## Goal of the exercise
From the entries below, copy every line that holds the word "управления".
* START Extracted entries *
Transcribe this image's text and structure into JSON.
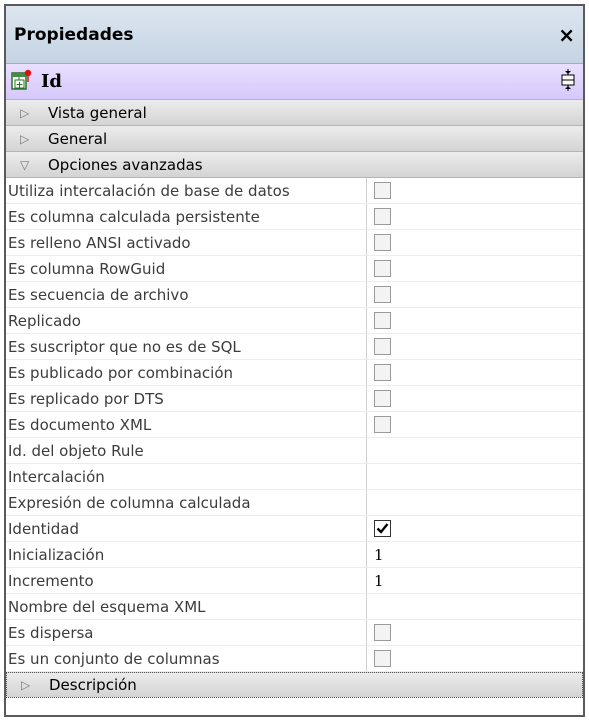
{
  "panel": {
    "title": "Propiedades",
    "close_glyph": "×"
  },
  "header": {
    "name": "Id",
    "icon": "column-key-icon",
    "pin_icon": "pin-icon"
  },
  "sections": {
    "vista_general": "Vista general",
    "general": "General",
    "opciones_avanzadas": "Opciones avanzadas",
    "descripcion": "Descripción"
  },
  "properties": [
    {
      "label": "Utiliza intercalación de base de datos",
      "type": "checkbox",
      "checked": false
    },
    {
      "label": "Es columna calculada persistente",
      "type": "checkbox",
      "checked": false
    },
    {
      "label": "Es relleno ANSI activado",
      "type": "checkbox",
      "checked": false
    },
    {
      "label": "Es columna RowGuid",
      "type": "checkbox",
      "checked": false
    },
    {
      "label": "Es secuencia de archivo",
      "type": "checkbox",
      "checked": false
    },
    {
      "label": "Replicado",
      "type": "checkbox",
      "checked": false
    },
    {
      "label": "Es suscriptor que no es de SQL",
      "type": "checkbox",
      "checked": false
    },
    {
      "label": "Es publicado por combinación",
      "type": "checkbox",
      "checked": false
    },
    {
      "label": "Es replicado por DTS",
      "type": "checkbox",
      "checked": false
    },
    {
      "label": "Es documento XML",
      "type": "checkbox",
      "checked": false
    },
    {
      "label": "Id. del objeto Rule",
      "type": "text",
      "value": ""
    },
    {
      "label": "Intercalación",
      "type": "text",
      "value": ""
    },
    {
      "label": "Expresión de columna calculada",
      "type": "text",
      "value": ""
    },
    {
      "label": "Identidad",
      "type": "checkbox",
      "checked": true
    },
    {
      "label": "Inicialización",
      "type": "text",
      "value": "1"
    },
    {
      "label": "Incremento",
      "type": "text",
      "value": "1"
    },
    {
      "label": "Nombre del esquema XML",
      "type": "text",
      "value": ""
    },
    {
      "label": "Es dispersa",
      "type": "checkbox",
      "checked": false
    },
    {
      "label": "Es un conjunto de columnas",
      "type": "checkbox",
      "checked": false
    }
  ]
}
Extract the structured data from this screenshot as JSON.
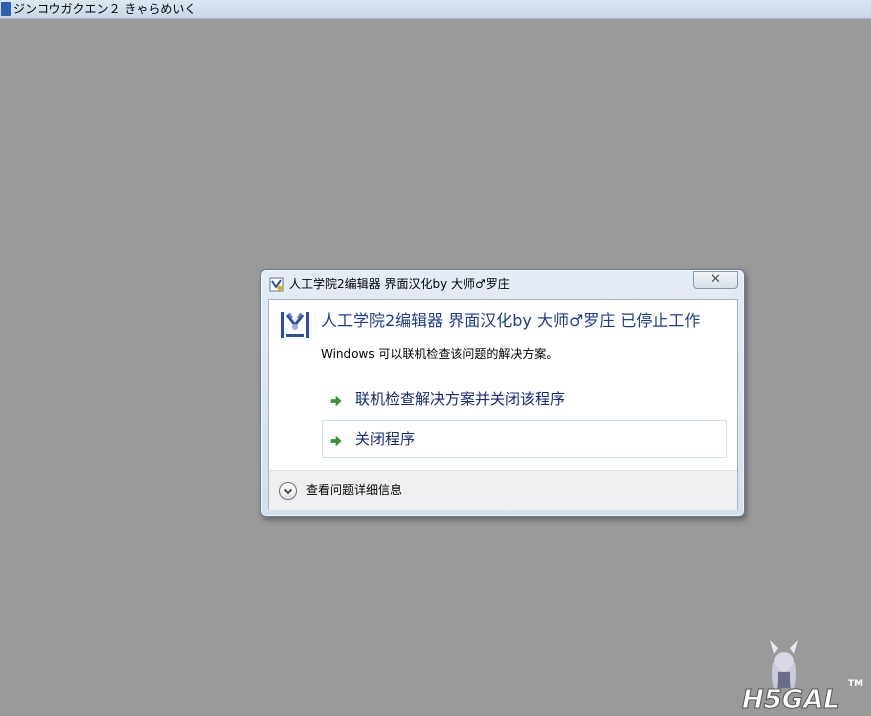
{
  "background_window": {
    "title": "ジンコウガクエン２ きゃらめいく"
  },
  "dialog": {
    "title": "人工学院2编辑器 界面汉化by 大师♂罗庄",
    "close_label": "✕",
    "main_instruction": "人工学院2编辑器 界面汉化by 大师♂罗庄 已停止工作",
    "sub_text": "Windows 可以联机检查该问题的解决方案。",
    "commands": [
      {
        "label": "联机检查解决方案并关闭该程序",
        "icon": "green-arrow-icon"
      },
      {
        "label": "关闭程序",
        "icon": "green-arrow-icon"
      }
    ],
    "details_label": "查看问题详细信息"
  },
  "watermark": {
    "text": "H5GAL",
    "tm": "TM"
  },
  "colors": {
    "desktop": "#9a9a9a",
    "instruction": "#1e3d8f",
    "command_link": "#14297a",
    "arrow": "#2e9a2e"
  }
}
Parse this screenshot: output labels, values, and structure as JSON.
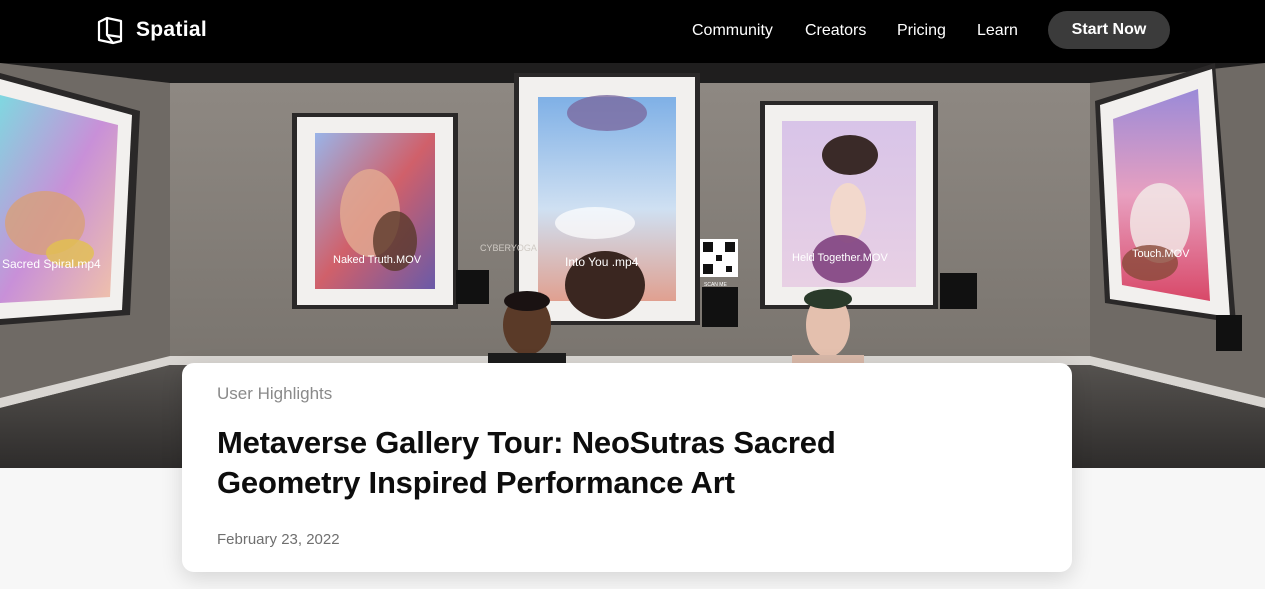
{
  "brand": {
    "name": "Spatial"
  },
  "nav": {
    "links": [
      "Community",
      "Creators",
      "Pricing",
      "Learn"
    ],
    "cta": "Start Now"
  },
  "hero": {
    "artworks": [
      {
        "caption": "Sacred Spiral.mp4"
      },
      {
        "caption": "Naked Truth.MOV"
      },
      {
        "caption": "Into You .mp4"
      },
      {
        "caption": "Held Together.MOV"
      },
      {
        "caption": "Touch.MOV"
      }
    ],
    "wall_text": "CYBERYOGA",
    "qr_label": "SCAN ME"
  },
  "article": {
    "category": "User Highlights",
    "title": "Metaverse Gallery Tour: NeoSutras Sacred Geometry Inspired Performance Art",
    "date": "February 23, 2022"
  }
}
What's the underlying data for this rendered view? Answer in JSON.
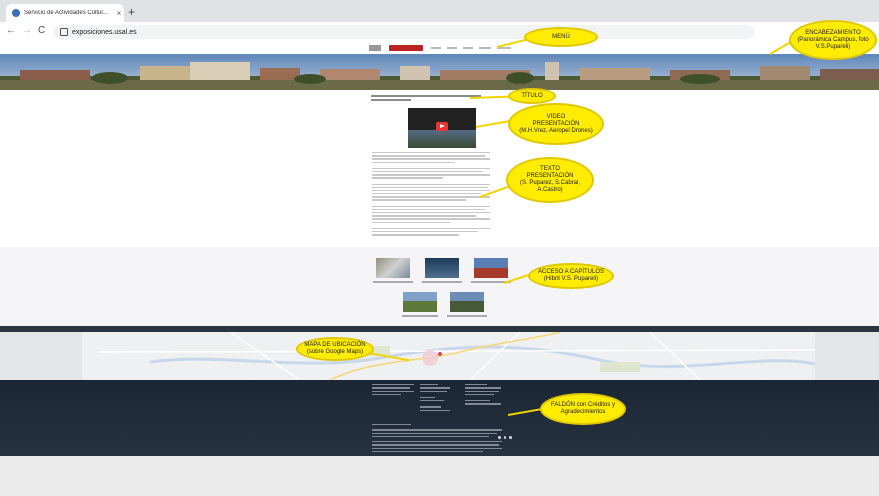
{
  "browser": {
    "tab_title": "Servicio de Actividades Cultur...",
    "tab_close": "×",
    "new_tab": "+",
    "back": "←",
    "forward": "→",
    "reload": "C",
    "url": "exposiciones.usal.es"
  },
  "annotations": {
    "menu": "MENÚ",
    "header": "ENCABEZAMIENTO\n(Panorámica Campus, foto V.S.Pupareli)",
    "title": "TÍTULO",
    "video": "VIDEO\nPRESENTACIÓN\n(M.H.Vrez, Aeropel Drones)",
    "text": "TEXTO\nPRESENTACIÓN\n(S. Puparez, S.Cabral, A.Castro)",
    "chapters": "ACCESO A CAPÍTULOS\n(Hibrit V.S. Pupareli)",
    "map": "MAPA DE UBICACIÓN\n(sobre Google Maps)",
    "footer": "FALDÓN con Créditos y Agradecimientos"
  },
  "colors": {
    "annotation": "#ffec00",
    "footer": "#1f2b38",
    "brand_red": "#b22222"
  }
}
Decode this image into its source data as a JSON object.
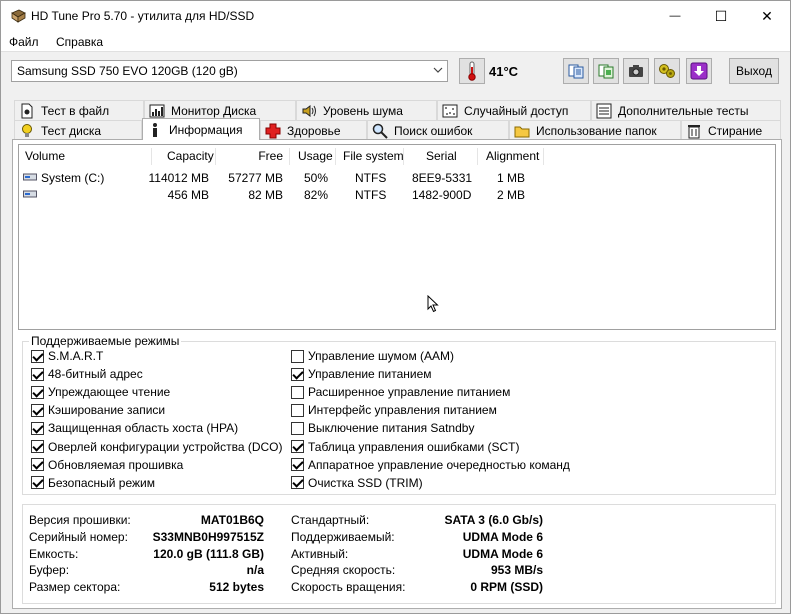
{
  "window": {
    "title": "HD Tune Pro 5.70 - утилита для HD/SSD",
    "minimize": "—",
    "maximize": "☐",
    "close": "✕"
  },
  "menu": [
    {
      "label": "Файл"
    },
    {
      "label": "Справка"
    }
  ],
  "toolbar": {
    "drive": "Samsung SSD 750 EVO 120GB (120 gB)",
    "temperature": "41°C",
    "exit_label": "Выход",
    "icons": [
      "copy-text-icon",
      "copy-info-icon",
      "camera-icon",
      "options-icon",
      "download-icon"
    ]
  },
  "tabs_row1": [
    {
      "label": "Тест в файл",
      "icon": "file-test-icon"
    },
    {
      "label": "Монитор Диска",
      "icon": "disk-monitor-icon"
    },
    {
      "label": "Уровень шума",
      "icon": "speaker-icon"
    },
    {
      "label": "Случайный доступ",
      "icon": "random-access-icon"
    },
    {
      "label": "Дополнительные тесты",
      "icon": "extra-tests-icon"
    }
  ],
  "tabs_row2": [
    {
      "label": "Тест диска",
      "icon": "benchmark-icon"
    },
    {
      "label": "Информация",
      "icon": "info-icon",
      "active": true
    },
    {
      "label": "Здоровье",
      "icon": "health-cross-icon"
    },
    {
      "label": "Поиск ошибок",
      "icon": "error-scan-icon"
    },
    {
      "label": "Использование папок",
      "icon": "folder-icon"
    },
    {
      "label": "Стирание",
      "icon": "erase-icon"
    }
  ],
  "volumes": {
    "columns": [
      "Volume",
      "Capacity",
      "Free",
      "Usage",
      "File system",
      "Serial",
      "Alignment"
    ],
    "rows": [
      [
        "System (C:)",
        "114012 MB",
        "57277 MB",
        "50%",
        "NTFS",
        "8EE9-5331",
        "1 MB"
      ],
      [
        "",
        "456 MB",
        "82 MB",
        "82%",
        "NTFS",
        "1482-900D",
        "2 MB"
      ]
    ]
  },
  "features": {
    "title": "Поддерживаемые режимы",
    "left": [
      {
        "label": "S.M.A.R.T",
        "checked": true
      },
      {
        "label": "48-битный адрес",
        "checked": true
      },
      {
        "label": "Упреждающее чтение",
        "checked": true
      },
      {
        "label": "Кэширование записи",
        "checked": true
      },
      {
        "label": "Защищенная область хоста (HPA)",
        "checked": true
      },
      {
        "label": "Оверлей конфигурации устройства (DCO)",
        "checked": true
      },
      {
        "label": "Обновляемая прошивка",
        "checked": true
      },
      {
        "label": "Безопасный режим",
        "checked": true
      }
    ],
    "right": [
      {
        "label": "Управление шумом (AAM)",
        "checked": false
      },
      {
        "label": "Управление питанием",
        "checked": true
      },
      {
        "label": "Расширенное управление питанием",
        "checked": false
      },
      {
        "label": "Интерфейс управления питанием",
        "checked": false
      },
      {
        "label": "Выключение питания Satndby",
        "checked": false
      },
      {
        "label": "Таблица управления ошибками (SCT)",
        "checked": true
      },
      {
        "label": "Аппаратное управление очередностью команд",
        "checked": true
      },
      {
        "label": "Очистка SSD (TRIM)",
        "checked": true
      }
    ]
  },
  "info": {
    "left": [
      {
        "label": "Версия прошивки:",
        "value": "MAT01B6Q"
      },
      {
        "label": "Серийный номер:",
        "value": "S33MNB0H997515Z"
      },
      {
        "label": "Емкость:",
        "value": "120.0 gB (111.8 GB)"
      },
      {
        "label": "Буфер:",
        "value": "n/a"
      },
      {
        "label": "Размер сектора:",
        "value": "512 bytes"
      }
    ],
    "right": [
      {
        "label": "Стандартный:",
        "value": "SATA 3 (6.0 Gb/s)"
      },
      {
        "label": "Поддерживаемый:",
        "value": "UDMA Mode 6"
      },
      {
        "label": "Активный:",
        "value": "UDMA Mode 6"
      },
      {
        "label": "Средняя скорость:",
        "value": "953 MB/s"
      },
      {
        "label": "Скорость вращения:",
        "value": "0 RPM (SSD)"
      }
    ]
  }
}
* END Extracted entries *
## Finished answer
        "label": "Интерфейс управления питанием",
        "label": "Таблица управления ошибками (SCT)",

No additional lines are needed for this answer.